◆ QUESTIONS TO ANSWER
• A. According to the post about the International Women's AA Conference, how many women attended this year's conference in Orlando?
• B. Write the next part of the post about the International Women's AA Conference, picking up right after its final sentence.

◆ TEXT
--- START ---
Friday, February 26, 2010

International Women's AA Conference

MY SPONSOR AND MY ROCK:

MY SPONSOR, HER SPONSOR AND HER SPONSOR'S SPONSOR - CONFUSING HUH??

EMERIL'S - IT WAS SO YUMMY:

TERESA AND I:

JUST ME:

DISNEYWORLD:

EPCOT:


NORWAY BECAUSE I'M NORWEGIAN:


CAN'T FORGET MICKEY:


LOOKING OUT MY HOTEL WINDOW:

On February 10th-14th, I had the pleasure of attending the International Women’s AA conference in Orlando, FL with my wonderful sponsor who is my ROCK and my personal confidant. It’s a conference for women only who are all Alcoholic’s!! What an amazing event. I was able to attend last year’s conference as well because it was held in Salt Lake City, which will probably NEVER happen again as next year the conference will be held in Alaska. BRRR!! But over 1,500 women attended this year’s conference in Orlando. We attended several panel meetings where they would have a topic and 3 women would speak on that topic. Then each night they had one main speaker. Each speaker was absolutely amazing! Their stories were heart wrenching, not only because what they each went through however because when I would listen to their stories, I knew that was me too. I am not ashamed anymore to say that I am an alcoholic because I am a sober alcoholic. Most people just don’t understand what an alcoholic is. Alcoholism is a disease and a deadly one. Deadly not only in the physical form however more deadly emotionally and mentally! The disease of alcoholism took ALMOST everything from me. It took my heart, my soul and my mind which have now been restored. I’m no longer shameful and full of guilt. I have self confidence that I never had before because alcohol robbed me of all self confidence and self worth. I am so blessed to be sober and even MORE blessed that I have a family who stood beside me 100% through my alcoholism and into sobriety. Mike and Mason didn’t deserve a mother and wife who is an alcoholic however now they have a sober Mom and wife. I am so lucky that Mike stuck beside me!! I have no clue how he put up with me through my drinking, he wanted me sober however he knew that I had to be ready. I will never forget the day that I made up my mind to go to rehab. The feelings I felt that day were HORRIFIC and I never want to feel that way again! The day that I walked into rehab, I was hopeless with NO feelings left. I had forgotten how to even cry. Now I get to feel again! I get to see things in a light that I’ve never seen them before. This has been a hard journey, a journey I will have to work on for the rest of my life. But today I can say “bring it on”. I can fight anything because of the program of Alcoholic’s Anonymous!!
--- END ---
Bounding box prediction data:
--- START ---
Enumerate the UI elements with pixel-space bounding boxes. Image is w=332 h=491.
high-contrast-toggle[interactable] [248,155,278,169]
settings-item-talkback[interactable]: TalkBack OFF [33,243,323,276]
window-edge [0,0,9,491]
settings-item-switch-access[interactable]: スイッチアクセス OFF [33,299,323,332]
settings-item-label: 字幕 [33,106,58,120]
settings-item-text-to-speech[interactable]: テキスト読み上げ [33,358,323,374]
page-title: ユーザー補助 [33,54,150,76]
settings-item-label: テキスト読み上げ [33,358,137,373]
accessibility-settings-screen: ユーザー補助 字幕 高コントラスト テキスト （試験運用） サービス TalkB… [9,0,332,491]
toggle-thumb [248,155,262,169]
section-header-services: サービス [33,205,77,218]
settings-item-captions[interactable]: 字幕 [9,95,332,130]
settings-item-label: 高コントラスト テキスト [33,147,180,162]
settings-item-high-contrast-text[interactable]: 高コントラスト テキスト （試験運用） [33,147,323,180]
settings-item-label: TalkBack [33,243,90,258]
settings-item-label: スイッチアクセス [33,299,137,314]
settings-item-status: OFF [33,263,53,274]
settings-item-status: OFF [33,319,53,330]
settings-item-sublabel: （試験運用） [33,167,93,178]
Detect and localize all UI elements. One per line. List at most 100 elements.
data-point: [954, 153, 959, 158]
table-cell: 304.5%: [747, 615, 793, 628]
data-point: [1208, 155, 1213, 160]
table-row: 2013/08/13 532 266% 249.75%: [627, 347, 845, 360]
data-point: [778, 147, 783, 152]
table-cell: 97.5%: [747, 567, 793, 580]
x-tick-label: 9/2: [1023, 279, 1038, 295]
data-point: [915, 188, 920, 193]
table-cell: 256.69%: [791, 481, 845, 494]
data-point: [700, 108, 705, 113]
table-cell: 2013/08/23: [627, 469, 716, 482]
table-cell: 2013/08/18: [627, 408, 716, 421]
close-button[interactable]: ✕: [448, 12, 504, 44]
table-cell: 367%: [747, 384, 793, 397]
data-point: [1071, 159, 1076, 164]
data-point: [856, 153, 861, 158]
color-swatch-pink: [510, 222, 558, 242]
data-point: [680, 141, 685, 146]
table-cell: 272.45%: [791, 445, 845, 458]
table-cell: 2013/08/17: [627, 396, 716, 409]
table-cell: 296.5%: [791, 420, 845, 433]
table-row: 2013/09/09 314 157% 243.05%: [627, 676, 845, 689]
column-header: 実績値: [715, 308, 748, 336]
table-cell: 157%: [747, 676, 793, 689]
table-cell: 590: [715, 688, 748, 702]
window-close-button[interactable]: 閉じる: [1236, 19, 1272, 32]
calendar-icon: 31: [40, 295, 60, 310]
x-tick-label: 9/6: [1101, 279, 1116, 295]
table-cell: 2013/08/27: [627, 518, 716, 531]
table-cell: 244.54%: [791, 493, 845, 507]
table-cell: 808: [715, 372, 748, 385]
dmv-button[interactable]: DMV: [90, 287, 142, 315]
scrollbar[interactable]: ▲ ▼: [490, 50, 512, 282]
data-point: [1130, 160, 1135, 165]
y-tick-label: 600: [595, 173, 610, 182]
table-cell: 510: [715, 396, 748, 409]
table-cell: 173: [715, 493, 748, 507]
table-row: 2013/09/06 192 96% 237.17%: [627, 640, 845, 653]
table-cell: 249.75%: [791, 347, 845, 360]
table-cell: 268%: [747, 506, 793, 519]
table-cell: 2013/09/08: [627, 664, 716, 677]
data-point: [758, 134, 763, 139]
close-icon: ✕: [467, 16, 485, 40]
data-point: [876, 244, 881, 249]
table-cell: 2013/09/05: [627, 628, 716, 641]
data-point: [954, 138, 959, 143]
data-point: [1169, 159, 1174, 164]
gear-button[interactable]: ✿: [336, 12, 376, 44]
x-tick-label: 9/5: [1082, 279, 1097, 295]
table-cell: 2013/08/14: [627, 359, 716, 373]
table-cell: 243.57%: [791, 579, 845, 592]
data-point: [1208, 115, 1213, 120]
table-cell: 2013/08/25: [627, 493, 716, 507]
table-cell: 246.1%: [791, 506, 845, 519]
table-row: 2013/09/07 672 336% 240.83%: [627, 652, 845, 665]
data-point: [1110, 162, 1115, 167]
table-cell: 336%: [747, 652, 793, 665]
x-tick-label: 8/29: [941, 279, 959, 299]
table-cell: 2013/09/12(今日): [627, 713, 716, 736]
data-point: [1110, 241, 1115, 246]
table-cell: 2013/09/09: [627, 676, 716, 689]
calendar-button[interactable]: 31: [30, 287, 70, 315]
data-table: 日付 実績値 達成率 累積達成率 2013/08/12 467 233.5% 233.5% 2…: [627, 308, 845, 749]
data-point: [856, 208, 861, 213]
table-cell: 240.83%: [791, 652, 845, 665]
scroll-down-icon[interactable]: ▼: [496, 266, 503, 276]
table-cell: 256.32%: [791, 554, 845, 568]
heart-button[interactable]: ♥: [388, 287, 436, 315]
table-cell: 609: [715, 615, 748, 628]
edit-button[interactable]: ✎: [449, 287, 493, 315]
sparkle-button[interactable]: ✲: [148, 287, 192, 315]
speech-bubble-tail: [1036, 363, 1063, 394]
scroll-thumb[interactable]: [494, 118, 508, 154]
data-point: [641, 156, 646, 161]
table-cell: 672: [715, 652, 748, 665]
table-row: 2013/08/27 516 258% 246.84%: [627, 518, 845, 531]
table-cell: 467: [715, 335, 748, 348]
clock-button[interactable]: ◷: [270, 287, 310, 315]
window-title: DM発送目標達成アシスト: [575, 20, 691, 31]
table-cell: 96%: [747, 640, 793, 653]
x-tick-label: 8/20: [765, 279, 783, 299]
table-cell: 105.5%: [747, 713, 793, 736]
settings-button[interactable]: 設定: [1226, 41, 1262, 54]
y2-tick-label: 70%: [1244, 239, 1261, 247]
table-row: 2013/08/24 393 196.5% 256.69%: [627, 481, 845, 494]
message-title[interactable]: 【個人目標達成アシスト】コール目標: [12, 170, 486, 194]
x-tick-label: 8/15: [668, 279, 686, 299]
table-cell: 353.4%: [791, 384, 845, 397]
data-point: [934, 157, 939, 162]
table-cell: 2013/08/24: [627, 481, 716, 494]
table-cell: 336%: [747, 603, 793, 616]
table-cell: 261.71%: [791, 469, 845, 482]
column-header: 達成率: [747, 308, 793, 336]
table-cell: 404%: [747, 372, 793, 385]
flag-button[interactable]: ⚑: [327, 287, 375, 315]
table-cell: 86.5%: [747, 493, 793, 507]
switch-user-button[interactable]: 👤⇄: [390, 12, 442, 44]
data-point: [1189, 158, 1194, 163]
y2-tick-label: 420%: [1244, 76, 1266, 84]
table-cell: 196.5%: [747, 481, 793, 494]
--- END ---
◆ RESPONSES FOR EACH TASK
• A. Over 1,500 women attended.

• B.
Oh and YES WE GOT TO GO TO DISNEYWORLD!! However it was really hard to enjoy because needless to say Orlando was FREEZING! It was just as cold there as it was in Utah. Maybe even colder because of the humidity! But I tried to take in what I could at Disneyworld. We didn’t get to see all of it because we had limited time. We had to make it back for the BIG BIG speaker on Saturday night. Now that’s committed…I had to pay 140 bucks to go to Disneyworld and not even get to see it all because I knew I needed to be at the conference!!